── Data shown ──
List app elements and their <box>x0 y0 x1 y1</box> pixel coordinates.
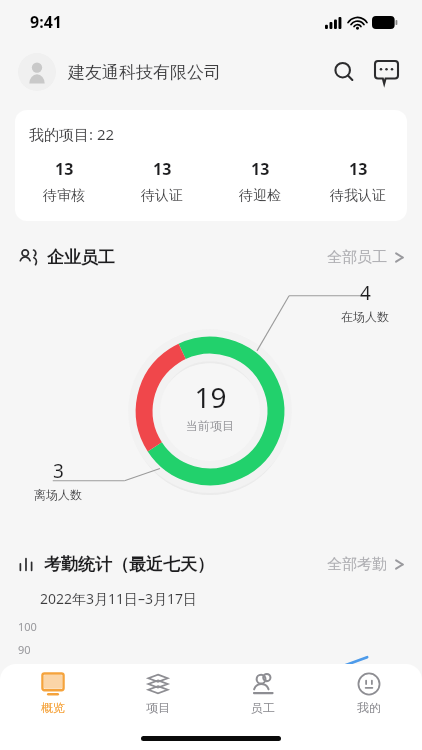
staticText: 待我认证 <box>330 187 386 205</box>
staticText: 13 <box>251 158 270 180</box>
staticText: 我的项目: 22 <box>29 124 115 144</box>
staticText: 当前项目 <box>186 418 234 433</box>
staticText: 项目 <box>146 700 170 715</box>
staticText: 待认证 <box>141 187 183 205</box>
staticText: 3 <box>53 458 64 484</box>
staticText: 13 <box>55 158 74 180</box>
staticText: 13 <box>153 158 172 180</box>
staticText: 企业员工 <box>47 247 115 268</box>
button[interactable]: Messages <box>368 54 404 90</box>
staticText: 待迎检 <box>239 187 281 205</box>
button[interactable]: 13 <box>211 158 309 205</box>
staticText: 全部考勤 <box>327 555 387 574</box>
staticText: 100 <box>18 619 37 634</box>
staticText: 员工 <box>251 700 275 715</box>
button[interactable]: 员工 <box>210 664 316 722</box>
staticText: 4 <box>360 280 371 306</box>
button[interactable]: Search <box>326 54 362 90</box>
staticText: 19 <box>194 378 227 416</box>
staticText: 9:41 <box>30 11 62 33</box>
button[interactable]: 13 <box>15 158 113 205</box>
button[interactable]: 13 <box>113 158 211 205</box>
staticText: 13 <box>349 158 368 180</box>
button[interactable]: 我的 <box>316 664 422 722</box>
staticText: 概览 <box>41 700 65 715</box>
button[interactable]: 项目 <box>105 664 210 722</box>
button[interactable]: Profile avatar <box>18 53 56 91</box>
staticText: 待审核 <box>43 187 85 205</box>
staticText: 2022年3月11日–3月17日 <box>40 589 198 608</box>
staticText: 离场人数 <box>34 487 82 502</box>
button[interactable]: 13 <box>309 158 407 205</box>
staticText: 考勤统计（最近七天） <box>44 554 214 575</box>
staticText: 全部员工 <box>327 248 387 267</box>
staticText: 我的 <box>357 700 381 715</box>
staticText: 建友通科技有限公司 <box>68 62 221 83</box>
staticText: 90 <box>18 642 31 657</box>
staticText: 在场人数 <box>341 309 389 324</box>
button[interactable]: 概览 <box>0 664 105 722</box>
button[interactable]: 全部员工 <box>327 248 404 267</box>
button[interactable]: 全部考勤 <box>327 555 404 574</box>
button[interactable]: 我的项目: 22 <box>15 110 407 221</box>
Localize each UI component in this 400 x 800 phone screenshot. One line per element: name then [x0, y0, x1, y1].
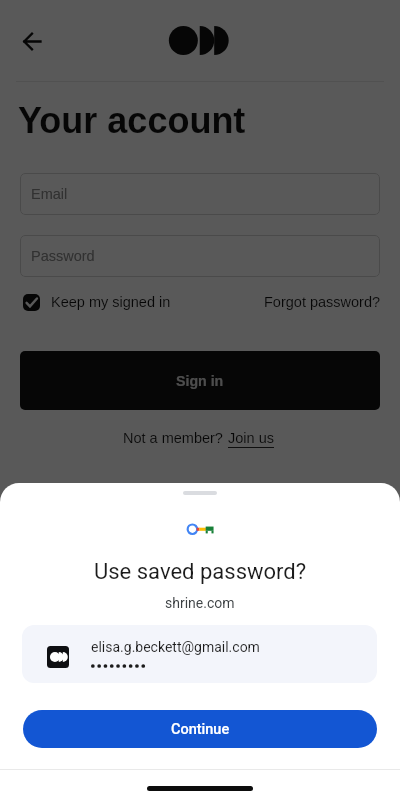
- staticText: Not a member?: [123, 430, 223, 446]
- button[interactable]: Join us: [228, 427, 275, 449]
- staticText: Keep my signed in: [51, 294, 171, 310]
- button[interactable]: Sign in: [20, 351, 380, 410]
- button[interactable]: Back: [18, 27, 46, 55]
- staticText: elisa.g.beckett@gmail.com: [91, 639, 260, 655]
- staticText: Use saved password?: [94, 559, 307, 585]
- staticText: Password: [31, 248, 95, 264]
- button[interactable]: elisa.g.beckett@gmail.com: [22, 625, 377, 683]
- staticText: Join us: [228, 430, 274, 446]
- staticText: Email: [31, 186, 68, 202]
- staticText: Continue: [171, 721, 230, 738]
- staticText: Forgot password?: [264, 294, 381, 310]
- button[interactable]: Keep my signed in: [23, 290, 171, 314]
- button[interactable]: Continue: [23, 710, 377, 748]
- staticText: shrine.com: [165, 595, 235, 611]
- staticText: Your account: [18, 100, 246, 140]
- button[interactable]: Email: [20, 173, 380, 215]
- button[interactable]: Forgot password?: [264, 290, 381, 314]
- staticText: Sign in: [176, 373, 224, 389]
- button[interactable]: Password: [20, 235, 380, 277]
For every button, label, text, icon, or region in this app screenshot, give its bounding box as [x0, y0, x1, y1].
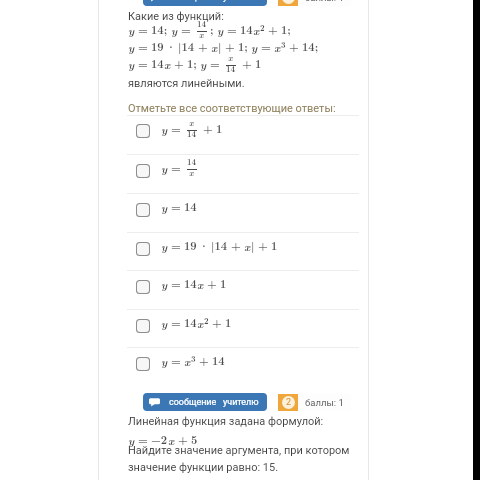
- staticText: =: [171, 160, 181, 176]
- staticText: +: [258, 238, 268, 254]
- button[interactable]: y: [127, 348, 359, 386]
- staticText: 14: [187, 128, 197, 139]
- staticText: баллы: 1: [305, 0, 344, 3]
- staticText: значение функции равно: 15.: [128, 461, 279, 474]
- staticText: x: [197, 276, 204, 292]
- staticText: +: [203, 121, 213, 137]
- staticText: =: [171, 276, 181, 292]
- staticText: |14: [211, 238, 228, 254]
- staticText: +: [231, 238, 241, 254]
- staticText: +: [268, 22, 278, 38]
- staticText: Отметьте все соответствующие ответы:: [128, 102, 336, 115]
- button[interactable]: y: [127, 310, 359, 347]
- staticText: x: [184, 353, 191, 369]
- staticText: =: [171, 238, 181, 254]
- staticText: =: [138, 39, 148, 55]
- staticText: y: [128, 432, 135, 448]
- staticText: x: [244, 238, 251, 254]
- staticText: 1: [255, 56, 262, 72]
- staticText: Линейная функция задана формулой:: [128, 415, 324, 428]
- staticText: 3: [281, 39, 286, 50]
- staticText: y: [171, 22, 178, 38]
- staticText: =: [138, 432, 148, 448]
- staticText: x: [199, 29, 204, 41]
- staticText: x: [211, 39, 218, 55]
- staticText: =: [171, 199, 181, 215]
- staticText: |: [251, 238, 255, 254]
- staticText: 19: [151, 39, 164, 55]
- staticText: y: [161, 160, 168, 176]
- staticText: являются линейными.: [128, 77, 245, 90]
- staticText: 14: [187, 156, 197, 167]
- button[interactable]: сообщение учителю: [143, 0, 267, 6]
- staticText: y: [217, 22, 224, 38]
- staticText: +: [225, 39, 235, 55]
- staticText: 14: [197, 18, 207, 29]
- staticText: y: [161, 276, 168, 292]
- staticText: 2: [286, 397, 292, 408]
- staticText: 2: [204, 315, 209, 326]
- staticText: Какие из функций:: [128, 10, 224, 23]
- staticText: x: [253, 22, 260, 38]
- staticText: сообщение учителю: [169, 397, 259, 408]
- button[interactable]: y: [127, 194, 359, 232]
- staticText: =: [261, 39, 271, 55]
- staticText: =: [171, 353, 181, 369]
- staticText: +: [178, 432, 188, 448]
- staticText: =: [171, 121, 181, 137]
- staticText: |14: [178, 39, 195, 55]
- staticText: 3: [191, 353, 196, 364]
- staticText: 14: [240, 22, 253, 38]
- staticText: y: [200, 56, 207, 72]
- staticText: 14;: [302, 39, 319, 55]
- button[interactable]: 2: [278, 394, 351, 411]
- staticText: 14: [226, 63, 236, 74]
- button[interactable]: y: [127, 116, 359, 154]
- staticText: y: [161, 315, 168, 331]
- staticText: 19: [184, 238, 197, 254]
- staticText: 14;: [151, 22, 168, 38]
- staticText: 5: [191, 432, 198, 448]
- staticText: |: [218, 39, 222, 55]
- staticText: =: [171, 315, 181, 331]
- staticText: ·: [199, 238, 209, 254]
- staticText: 14: [184, 276, 197, 292]
- staticText: x: [168, 432, 175, 448]
- staticText: y: [161, 238, 168, 254]
- staticText: +: [289, 39, 299, 55]
- staticText: =: [138, 56, 148, 72]
- staticText: =: [181, 22, 191, 38]
- button[interactable]: сообщение учителю: [143, 393, 267, 411]
- staticText: =: [227, 22, 237, 38]
- staticText: 1: [271, 238, 278, 254]
- staticText: =: [210, 56, 220, 72]
- staticText: 1;: [187, 56, 197, 72]
- staticText: 14: [151, 56, 164, 72]
- staticText: ·: [166, 39, 176, 55]
- staticText: x: [197, 315, 204, 331]
- button[interactable]: y: [127, 155, 359, 193]
- button[interactable]: y: [127, 233, 359, 270]
- staticText: x: [164, 56, 171, 72]
- staticText: y: [128, 56, 135, 72]
- staticText: 1: [225, 315, 232, 331]
- staticText: баллы: 1: [305, 397, 344, 408]
- staticText: y: [251, 39, 258, 55]
- staticText: y: [161, 199, 168, 215]
- button[interactable]: y: [127, 271, 359, 309]
- button[interactable]: 2: [278, 0, 351, 6]
- staticText: +: [207, 276, 217, 292]
- staticText: ;: [210, 22, 214, 38]
- staticText: 1: [220, 276, 227, 292]
- staticText: 2: [260, 22, 265, 33]
- staticText: y: [161, 121, 168, 137]
- staticText: y: [161, 353, 168, 369]
- staticText: =: [138, 22, 148, 38]
- staticText: +: [198, 39, 208, 55]
- staticText: +: [199, 353, 209, 369]
- staticText: y: [128, 22, 135, 38]
- staticText: x: [189, 117, 194, 129]
- staticText: x: [189, 167, 194, 179]
- staticText: x: [274, 39, 281, 55]
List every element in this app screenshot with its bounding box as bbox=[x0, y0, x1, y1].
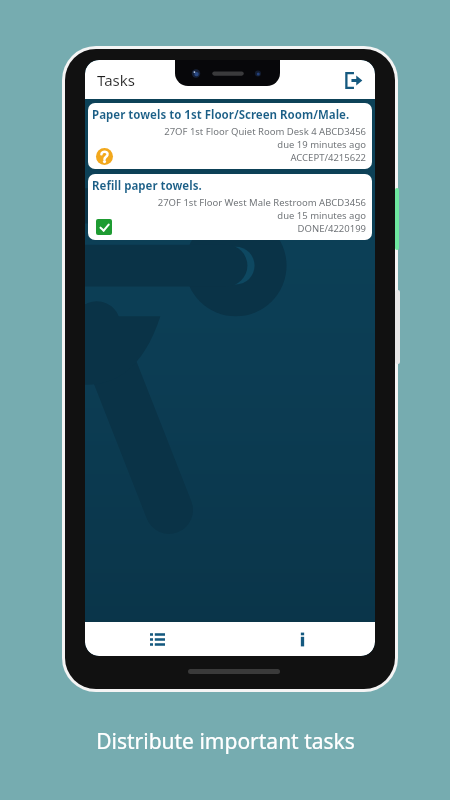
staticText: 27OF 1st Floor Quiet Room Desk 4 ABCD345… bbox=[92, 125, 366, 138]
button[interactable]: Tasks list bbox=[85, 622, 230, 656]
button[interactable]: Done bbox=[95, 218, 113, 236]
staticText: Refill paper towels. bbox=[92, 178, 202, 194]
button[interactable]: Info bbox=[230, 622, 375, 656]
staticText: 27OF 1st Floor West Male Restroom ABCD34… bbox=[92, 196, 366, 209]
button[interactable]: Refill paper towels. bbox=[88, 174, 372, 240]
staticText: ACCEPT/4215622 bbox=[92, 151, 366, 164]
button[interactable]: Pending bbox=[95, 147, 113, 165]
staticText: Distribute important tasks bbox=[96, 727, 355, 756]
staticText: due 19 minutes ago bbox=[92, 138, 366, 151]
staticText: due 15 minutes ago bbox=[92, 209, 366, 222]
staticText: Paper towels to 1st Floor/Screen Room/Ma… bbox=[92, 107, 350, 123]
staticText: Tasks bbox=[97, 70, 135, 90]
button[interactable]: Paper towels to 1st Floor/Screen Room/Ma… bbox=[88, 103, 372, 169]
button[interactable]: Log out bbox=[337, 64, 369, 96]
staticText: DONE/4220199 bbox=[92, 222, 366, 235]
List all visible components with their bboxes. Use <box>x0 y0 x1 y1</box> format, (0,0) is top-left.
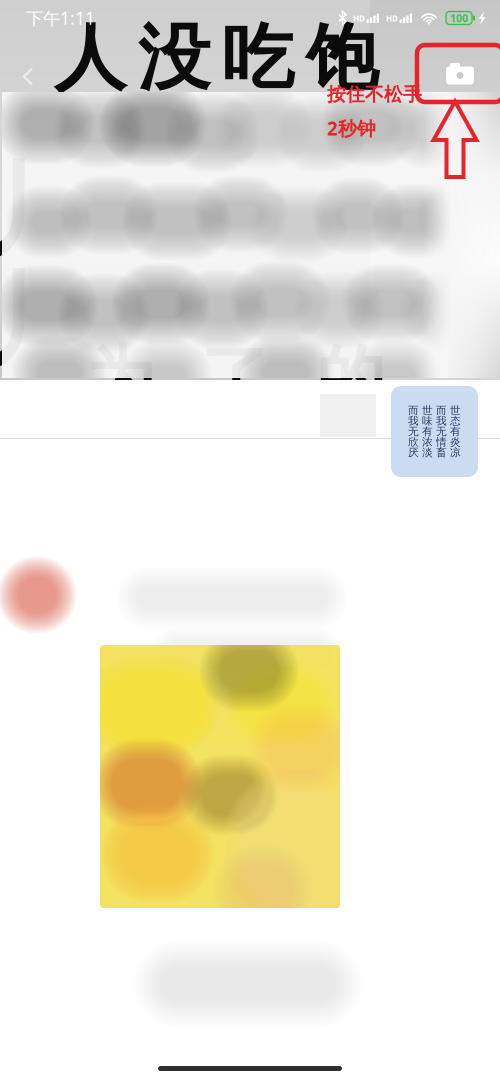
staticText: 按住不松手 <box>327 83 422 106</box>
staticText: 淡 <box>422 446 433 459</box>
staticText: 浓 <box>422 435 433 448</box>
staticText: 态 <box>450 414 461 428</box>
staticText: 凉 <box>450 446 461 459</box>
staticText: 的 <box>316 336 385 421</box>
staticText: 有 <box>422 425 433 438</box>
staticText: 丿 <box>0 150 83 271</box>
staticText: 下午1:11 <box>26 6 95 30</box>
button[interactable]: Camera <box>417 45 500 102</box>
staticText: 味 <box>422 414 433 428</box>
staticText: 欣 <box>408 435 419 448</box>
staticText: 世 <box>422 404 433 417</box>
staticText: 而 <box>436 404 447 417</box>
staticText: 世 <box>450 404 461 417</box>
staticText: 情 <box>436 435 447 448</box>
staticText: 2秒钟 <box>327 116 376 141</box>
staticText: 厌 <box>408 446 419 459</box>
staticText: 无 <box>436 425 447 438</box>
staticText: 有 <box>450 425 461 438</box>
staticText: 了 <box>201 336 270 421</box>
staticText: 100 <box>450 11 468 25</box>
staticText: 吃 <box>222 14 294 102</box>
button[interactable]: Back <box>9 54 47 99</box>
staticText: HD <box>386 13 398 24</box>
staticText: 无 <box>408 425 419 438</box>
staticText: 我 <box>436 414 447 428</box>
staticText: 丿 <box>0 260 83 381</box>
staticText: 人 <box>54 14 126 102</box>
staticText: 饱 <box>306 14 378 102</box>
staticText: 我 <box>408 414 419 428</box>
staticText: 为 <box>86 336 155 421</box>
staticText: 畜 <box>436 446 447 459</box>
staticText: 炎 <box>450 435 461 448</box>
staticText: HD <box>353 13 365 24</box>
staticText: 而 <box>408 404 419 417</box>
staticText: 没 <box>138 14 210 102</box>
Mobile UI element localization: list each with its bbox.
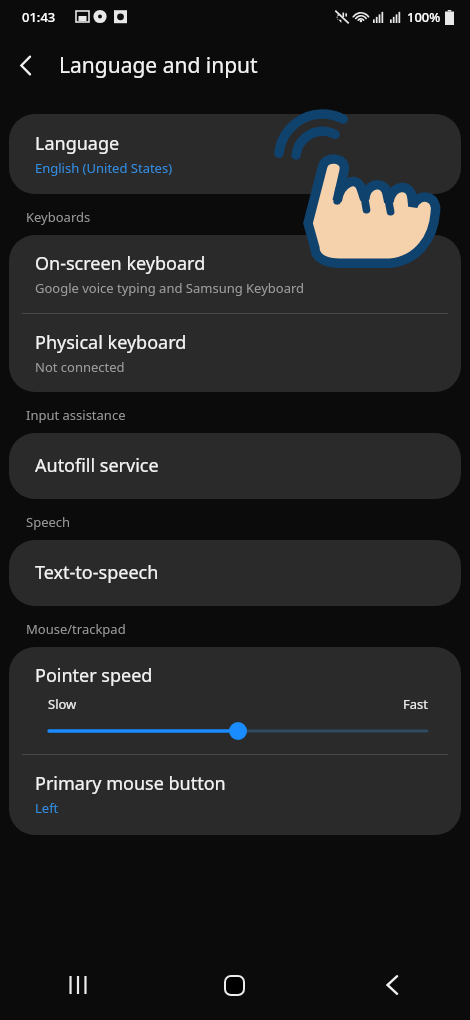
button[interactable]: Physical keyboard	[9, 314, 461, 392]
staticText: Physical keyboard	[35, 330, 187, 355]
button[interactable]: Primary mouse button	[9, 755, 461, 835]
staticText: 01:43	[22, 8, 56, 26]
staticText: On-screen keyboard	[35, 251, 206, 276]
staticText: Autofill service	[35, 453, 159, 478]
button[interactable]: Text-to-speech	[9, 540, 461, 606]
staticText: Left	[35, 799, 59, 817]
button[interactable]: On-screen keyboard	[9, 235, 461, 313]
button[interactable]: Pointer speed slider	[35, 720, 441, 742]
other: Tap indicator	[271, 128, 443, 264]
staticText: Fast	[403, 695, 428, 713]
staticText: 100%	[407, 8, 441, 26]
staticText: Not connected	[35, 358, 125, 376]
staticText: Slow	[48, 695, 77, 713]
staticText: Pointer speed	[35, 663, 153, 688]
staticText: Speech	[26, 513, 71, 531]
staticText: Text-to-speech	[35, 560, 159, 585]
staticText: Keyboards	[26, 208, 91, 226]
staticText: English (United States)	[35, 159, 173, 177]
button[interactable]: Autofill service	[9, 433, 461, 499]
button[interactable]: Back	[313, 950, 470, 1020]
staticText: Google voice typing and Samsung Keyboard	[35, 279, 305, 297]
button[interactable]: Language	[9, 114, 461, 194]
button[interactable]: Recent apps	[0, 950, 156, 1020]
staticText: Primary mouse button	[35, 771, 226, 796]
staticText: Language	[35, 131, 120, 156]
button[interactable]: Pointer speed	[9, 647, 461, 754]
staticText: Input assistance	[26, 406, 126, 424]
staticText: Language and input	[59, 51, 258, 80]
button[interactable]: Navigate up	[0, 40, 50, 90]
staticText: Mouse/trackpad	[26, 620, 126, 638]
button[interactable]: Home	[156, 950, 313, 1020]
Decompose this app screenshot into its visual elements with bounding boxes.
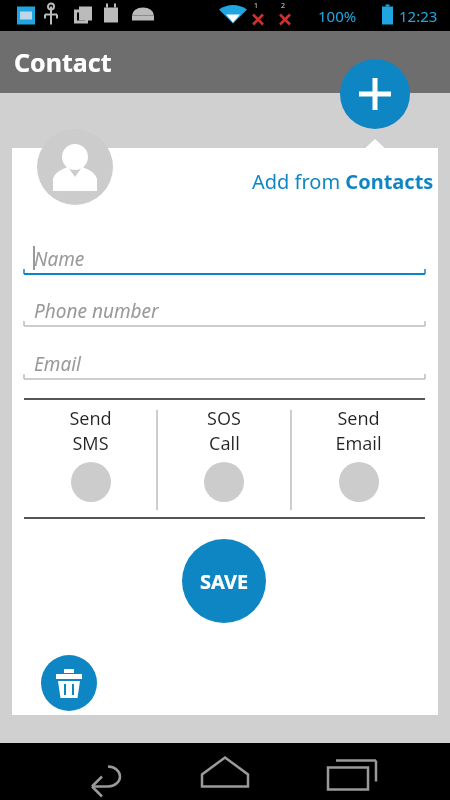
button[interactable]: SOS [164, 406, 284, 516]
staticText: SAVE [200, 568, 249, 595]
staticText: Contact [14, 45, 112, 79]
staticText: Name [34, 246, 85, 272]
staticText: Phone number [34, 298, 159, 324]
button[interactable]: Delete [41, 655, 97, 711]
staticText: 1 [254, 1, 259, 11]
button[interactable]: Contact photo [37, 129, 113, 205]
staticText: 2 [281, 1, 286, 11]
staticText: Call [209, 431, 240, 456]
staticText: 100% [318, 6, 357, 26]
button[interactable]: Phone number [24, 296, 425, 336]
button[interactable]: Add from Contacts [252, 168, 434, 195]
staticText: Email [34, 351, 81, 377]
button[interactable]: Send [298, 406, 418, 516]
button[interactable]: SAVE [182, 539, 266, 623]
button[interactable]: Email [24, 349, 425, 389]
staticText: 12:23 [399, 6, 438, 26]
staticText: Send [69, 406, 112, 431]
staticText: Email [335, 431, 382, 456]
staticText: Send [337, 406, 380, 431]
button[interactable]: Name [24, 244, 425, 284]
button[interactable]: Send [30, 406, 150, 516]
button[interactable]: Add contact [340, 59, 410, 129]
staticText: SOS [207, 406, 241, 431]
staticText: SMS [72, 431, 109, 456]
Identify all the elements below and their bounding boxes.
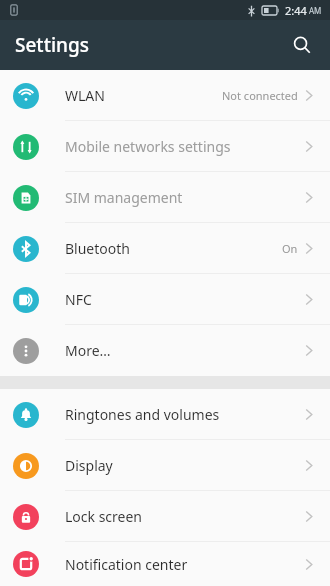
───
_What is asked_
Reproduce only the lines between the one holding "- staticText: =: [171, 160, 181, 176]" and the one holding "- staticText: x: [211, 39, 218, 55]", inclusive, substituting "textLabel" for every "staticText" and leaving everything else the same.

_Solution to the exercise_
- textLabel: =: [171, 160, 181, 176]
- textLabel: +: [258, 238, 268, 254]
- button[interactable]: y: [127, 348, 359, 386]
- textLabel: 14: [187, 128, 197, 139]
- textLabel: баллы: 1: [305, 0, 344, 3]
- textLabel: значение функции равно: 15.: [128, 461, 279, 474]
- textLabel: x: [197, 276, 204, 292]
- textLabel: +: [203, 121, 213, 137]
- textLabel: =: [171, 276, 181, 292]
- textLabel: |14: [211, 238, 228, 254]
- textLabel: +: [231, 238, 241, 254]
- textLabel: +: [268, 22, 278, 38]
- textLabel: Отметьте все соответствующие ответы:: [128, 102, 336, 115]
- button[interactable]: y: [127, 310, 359, 347]
- textLabel: x: [184, 353, 191, 369]
- textLabel: =: [171, 238, 181, 254]
- textLabel: =: [138, 39, 148, 55]
- textLabel: y: [128, 432, 135, 448]
- textLabel: x: [244, 238, 251, 254]
- textLabel: 1: [255, 56, 262, 72]
- textLabel: Линейная функция задана формулой:: [128, 415, 324, 428]
- textLabel: 3: [281, 39, 286, 50]
- textLabel: y: [171, 22, 178, 38]
- textLabel: =: [138, 432, 148, 448]
- textLabel: x: [199, 29, 204, 41]
- textLabel: x: [211, 39, 218, 55]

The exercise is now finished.